EXERCISE INPUTS start
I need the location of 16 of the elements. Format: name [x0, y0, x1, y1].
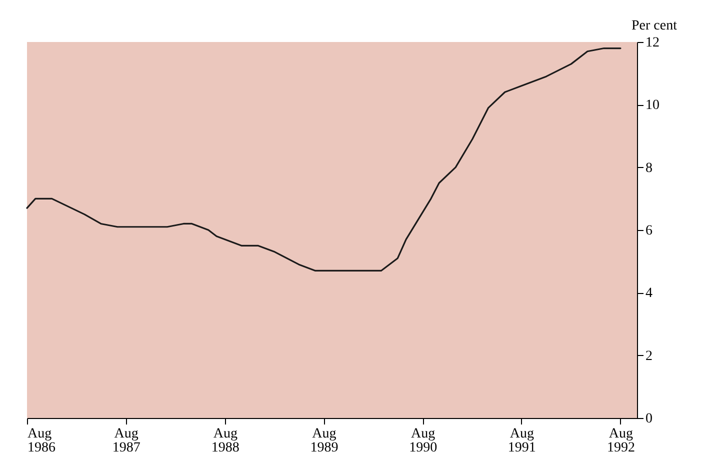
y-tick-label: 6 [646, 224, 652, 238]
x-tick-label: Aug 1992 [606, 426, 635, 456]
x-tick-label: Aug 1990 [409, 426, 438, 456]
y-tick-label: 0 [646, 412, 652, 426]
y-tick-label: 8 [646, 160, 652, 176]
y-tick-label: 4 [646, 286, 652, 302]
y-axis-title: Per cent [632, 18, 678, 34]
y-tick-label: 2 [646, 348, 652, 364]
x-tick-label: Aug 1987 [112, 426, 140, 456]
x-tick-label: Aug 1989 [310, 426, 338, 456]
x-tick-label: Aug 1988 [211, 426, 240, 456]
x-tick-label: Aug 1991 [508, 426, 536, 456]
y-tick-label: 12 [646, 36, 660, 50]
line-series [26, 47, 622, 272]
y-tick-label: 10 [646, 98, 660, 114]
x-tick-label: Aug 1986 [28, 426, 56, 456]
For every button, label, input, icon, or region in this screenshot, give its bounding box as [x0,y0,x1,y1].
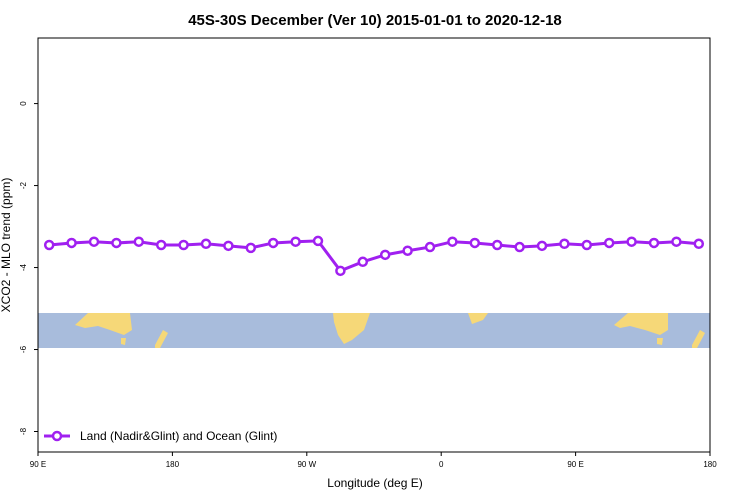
EXERCISE INPUTS end
EXERCISE INPUTS start
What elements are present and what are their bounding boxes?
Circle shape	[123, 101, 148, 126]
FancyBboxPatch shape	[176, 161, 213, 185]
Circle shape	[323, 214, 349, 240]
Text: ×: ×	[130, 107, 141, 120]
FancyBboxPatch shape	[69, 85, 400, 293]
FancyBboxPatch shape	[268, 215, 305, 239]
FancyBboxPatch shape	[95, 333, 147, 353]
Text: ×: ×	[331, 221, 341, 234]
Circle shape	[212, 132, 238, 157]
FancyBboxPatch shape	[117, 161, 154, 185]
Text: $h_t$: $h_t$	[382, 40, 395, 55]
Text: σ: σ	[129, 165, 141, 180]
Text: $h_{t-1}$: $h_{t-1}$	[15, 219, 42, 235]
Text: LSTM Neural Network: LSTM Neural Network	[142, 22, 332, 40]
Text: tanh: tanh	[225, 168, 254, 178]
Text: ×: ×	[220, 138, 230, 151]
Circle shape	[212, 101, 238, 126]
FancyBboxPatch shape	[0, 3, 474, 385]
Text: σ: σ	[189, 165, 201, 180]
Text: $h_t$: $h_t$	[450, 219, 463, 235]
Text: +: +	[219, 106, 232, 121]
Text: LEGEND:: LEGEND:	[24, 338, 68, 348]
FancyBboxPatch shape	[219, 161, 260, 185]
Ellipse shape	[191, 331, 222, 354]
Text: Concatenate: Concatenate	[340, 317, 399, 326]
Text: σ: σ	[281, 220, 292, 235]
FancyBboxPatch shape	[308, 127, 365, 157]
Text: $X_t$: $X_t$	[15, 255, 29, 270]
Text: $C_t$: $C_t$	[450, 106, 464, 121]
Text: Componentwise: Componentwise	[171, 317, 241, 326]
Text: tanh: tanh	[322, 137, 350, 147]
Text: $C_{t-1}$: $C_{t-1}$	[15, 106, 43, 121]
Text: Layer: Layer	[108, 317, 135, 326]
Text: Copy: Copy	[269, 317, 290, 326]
EXERCISE INPUTS end
_THE EXERCISE_
Retype the records from the line containing "What elements are" through the line containing "165, 141, 180]", keeping every character as it appears.

_OUTPUT BELOW_
What elements are present and what are their bounding boxes?
Circle shape	[123, 101, 148, 126]
FancyBboxPatch shape	[176, 161, 213, 185]
Circle shape	[323, 214, 349, 240]
Text: ×: ×	[130, 107, 141, 120]
FancyBboxPatch shape	[69, 85, 400, 293]
FancyBboxPatch shape	[268, 215, 305, 239]
FancyBboxPatch shape	[95, 333, 147, 353]
Text: ×: ×	[331, 221, 341, 234]
Circle shape	[212, 132, 238, 157]
FancyBboxPatch shape	[117, 161, 154, 185]
Text: $h_t$: $h_t$	[382, 40, 395, 55]
Text: σ: σ	[129, 165, 141, 180]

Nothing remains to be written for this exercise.